_Given problem_: Below are some records; repeat them all exactly, minus the pictures.

※

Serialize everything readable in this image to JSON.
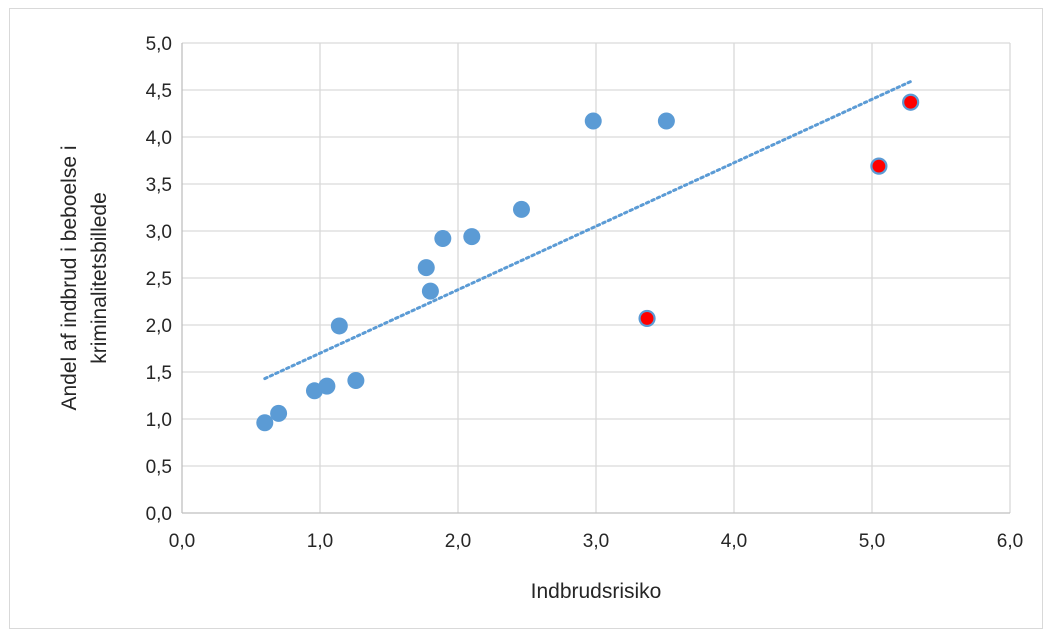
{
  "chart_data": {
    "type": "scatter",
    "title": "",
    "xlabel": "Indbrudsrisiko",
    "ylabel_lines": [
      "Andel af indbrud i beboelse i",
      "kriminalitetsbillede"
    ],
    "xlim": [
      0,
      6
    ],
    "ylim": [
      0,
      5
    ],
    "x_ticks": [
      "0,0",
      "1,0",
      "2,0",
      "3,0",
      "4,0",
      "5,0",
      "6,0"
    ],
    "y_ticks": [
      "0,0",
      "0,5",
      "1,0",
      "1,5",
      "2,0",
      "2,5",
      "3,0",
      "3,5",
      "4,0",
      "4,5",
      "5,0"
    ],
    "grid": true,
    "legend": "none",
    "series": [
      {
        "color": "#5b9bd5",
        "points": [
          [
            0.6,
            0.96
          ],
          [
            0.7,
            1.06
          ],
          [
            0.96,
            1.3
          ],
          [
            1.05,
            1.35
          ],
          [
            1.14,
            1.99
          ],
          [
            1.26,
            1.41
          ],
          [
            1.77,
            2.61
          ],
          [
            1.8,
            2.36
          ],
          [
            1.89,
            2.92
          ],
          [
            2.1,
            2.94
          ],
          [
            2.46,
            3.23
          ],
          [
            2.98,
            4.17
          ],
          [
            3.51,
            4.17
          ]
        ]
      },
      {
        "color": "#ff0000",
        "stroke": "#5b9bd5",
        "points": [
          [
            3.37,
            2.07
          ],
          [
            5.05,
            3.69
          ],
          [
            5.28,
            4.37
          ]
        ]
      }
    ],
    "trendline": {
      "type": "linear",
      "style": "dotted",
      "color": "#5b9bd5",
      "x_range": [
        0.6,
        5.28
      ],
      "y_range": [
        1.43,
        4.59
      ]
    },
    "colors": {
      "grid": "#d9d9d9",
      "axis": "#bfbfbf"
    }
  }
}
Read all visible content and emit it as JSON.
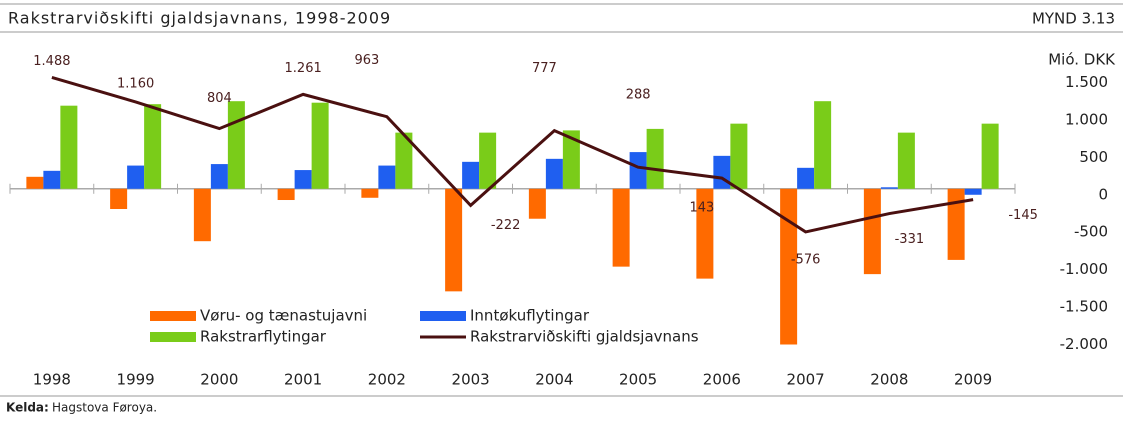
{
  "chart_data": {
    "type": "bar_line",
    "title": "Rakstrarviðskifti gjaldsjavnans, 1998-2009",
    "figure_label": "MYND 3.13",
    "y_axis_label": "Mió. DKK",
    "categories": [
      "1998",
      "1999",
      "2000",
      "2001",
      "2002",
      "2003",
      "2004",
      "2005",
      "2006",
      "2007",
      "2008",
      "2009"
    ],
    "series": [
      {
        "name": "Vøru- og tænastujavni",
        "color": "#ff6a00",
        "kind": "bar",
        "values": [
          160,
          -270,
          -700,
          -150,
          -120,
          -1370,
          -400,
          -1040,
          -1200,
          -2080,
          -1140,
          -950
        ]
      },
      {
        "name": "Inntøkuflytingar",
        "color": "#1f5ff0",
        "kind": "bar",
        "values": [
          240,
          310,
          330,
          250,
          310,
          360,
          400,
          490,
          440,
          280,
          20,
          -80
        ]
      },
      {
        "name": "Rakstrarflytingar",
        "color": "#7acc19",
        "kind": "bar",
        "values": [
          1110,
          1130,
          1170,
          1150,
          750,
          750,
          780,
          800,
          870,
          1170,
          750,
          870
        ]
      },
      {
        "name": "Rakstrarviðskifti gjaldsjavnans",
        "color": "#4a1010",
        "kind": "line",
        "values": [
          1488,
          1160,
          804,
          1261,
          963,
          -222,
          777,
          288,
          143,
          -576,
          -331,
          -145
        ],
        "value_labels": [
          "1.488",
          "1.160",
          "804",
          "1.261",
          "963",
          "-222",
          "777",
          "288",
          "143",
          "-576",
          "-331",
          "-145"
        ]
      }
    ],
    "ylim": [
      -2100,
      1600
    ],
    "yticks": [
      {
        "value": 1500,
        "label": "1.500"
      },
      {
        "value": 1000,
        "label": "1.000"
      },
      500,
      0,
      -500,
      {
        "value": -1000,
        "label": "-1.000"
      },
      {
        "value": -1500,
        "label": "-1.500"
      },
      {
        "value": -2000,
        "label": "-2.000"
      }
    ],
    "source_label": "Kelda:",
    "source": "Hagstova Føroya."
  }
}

※

_Output of the exercise_:
Serialize everything readable in this image to JSON.
{
  "chart_data": {
    "type": "scatter",
    "title": "",
    "xlabel": "Indbrudsrisiko",
    "ylabel_lines": [
      "Andel af indbrud i beboelse i",
      "kriminalitetsbillede"
    ],
    "xlim": [
      0,
      6
    ],
    "ylim": [
      0,
      5
    ],
    "x_ticks": [
      "0,0",
      "1,0",
      "2,0",
      "3,0",
      "4,0",
      "5,0",
      "6,0"
    ],
    "y_ticks": [
      "0,0",
      "0,5",
      "1,0",
      "1,5",
      "2,0",
      "2,5",
      "3,0",
      "3,5",
      "4,0",
      "4,5",
      "5,0"
    ],
    "grid": true,
    "legend": "none",
    "series": [
      {
        "color": "#5b9bd5",
        "points": [
          [
            0.6,
            0.96
          ],
          [
            0.7,
            1.06
          ],
          [
            0.96,
            1.3
          ],
          [
            1.05,
            1.35
          ],
          [
            1.14,
            1.99
          ],
          [
            1.26,
            1.41
          ],
          [
            1.77,
            2.61
          ],
          [
            1.8,
            2.36
          ],
          [
            1.89,
            2.92
          ],
          [
            2.1,
            2.94
          ],
          [
            2.46,
            3.23
          ],
          [
            2.98,
            4.17
          ],
          [
            3.51,
            4.17
          ]
        ]
      },
      {
        "color": "#ff0000",
        "stroke": "#5b9bd5",
        "points": [
          [
            3.37,
            2.07
          ],
          [
            5.05,
            3.69
          ],
          [
            5.28,
            4.37
          ]
        ]
      }
    ],
    "trendline": {
      "type": "linear",
      "style": "dotted",
      "color": "#5b9bd5",
      "x_range": [
        0.6,
        5.28
      ],
      "y_range": [
        1.43,
        4.59
      ]
    },
    "colors": {
      "grid": "#d9d9d9",
      "axis": "#bfbfbf"
    }
  }
}
Read all visible content and emit it as JSON.
{
  "chart_data": {
    "type": "bar_line",
    "title": "Rakstrarviðskifti gjaldsjavnans, 1998-2009",
    "figure_label": "MYND 3.13",
    "y_axis_label": "Mió. DKK",
    "categories": [
      "1998",
      "1999",
      "2000",
      "2001",
      "2002",
      "2003",
      "2004",
      "2005",
      "2006",
      "2007",
      "2008",
      "2009"
    ],
    "series": [
      {
        "name": "Vøru- og tænastujavni",
        "color": "#ff6a00",
        "kind": "bar",
        "values": [
          160,
          -270,
          -700,
          -150,
          -120,
          -1370,
          -400,
          -1040,
          -1200,
          -2080,
          -1140,
          -950
        ]
      },
      {
        "name": "Inntøkuflytingar",
        "color": "#1f5ff0",
        "kind": "bar",
        "values": [
          240,
          310,
          330,
          250,
          310,
          360,
          400,
          490,
          440,
          280,
          20,
          -80
        ]
      },
      {
        "name": "Rakstrarflytingar",
        "color": "#7acc19",
        "kind": "bar",
        "values": [
          1110,
          1130,
          1170,
          1150,
          750,
          750,
          780,
          800,
          870,
          1170,
          750,
          870
        ]
      },
      {
        "name": "Rakstrarviðskifti gjaldsjavnans",
        "color": "#4a1010",
        "kind": "line",
        "values": [
          1488,
          1160,
          804,
          1261,
          963,
          -222,
          777,
          288,
          143,
          -576,
          -331,
          -145
        ],
        "value_labels": [
          "1.488",
          "1.160",
          "804",
          "1.261",
          "963",
          "-222",
          "777",
          "288",
          "143",
          "-576",
          "-331",
          "-145"
        ]
      }
    ],
    "ylim": [
      -2100,
      1600
    ],
    "yticks": [
      {
        "value": 1500,
        "label": "1.500"
      },
      {
        "value": 1000,
        "label": "1.000"
      },
      500,
      0,
      -500,
      {
        "value": -1000,
        "label": "-1.000"
      },
      {
        "value": -1500,
        "label": "-1.500"
      },
      {
        "value": -2000,
        "label": "-2.000"
      }
    ],
    "source_label": "Kelda:",
    "source": "Hagstova Føroya."
  }
}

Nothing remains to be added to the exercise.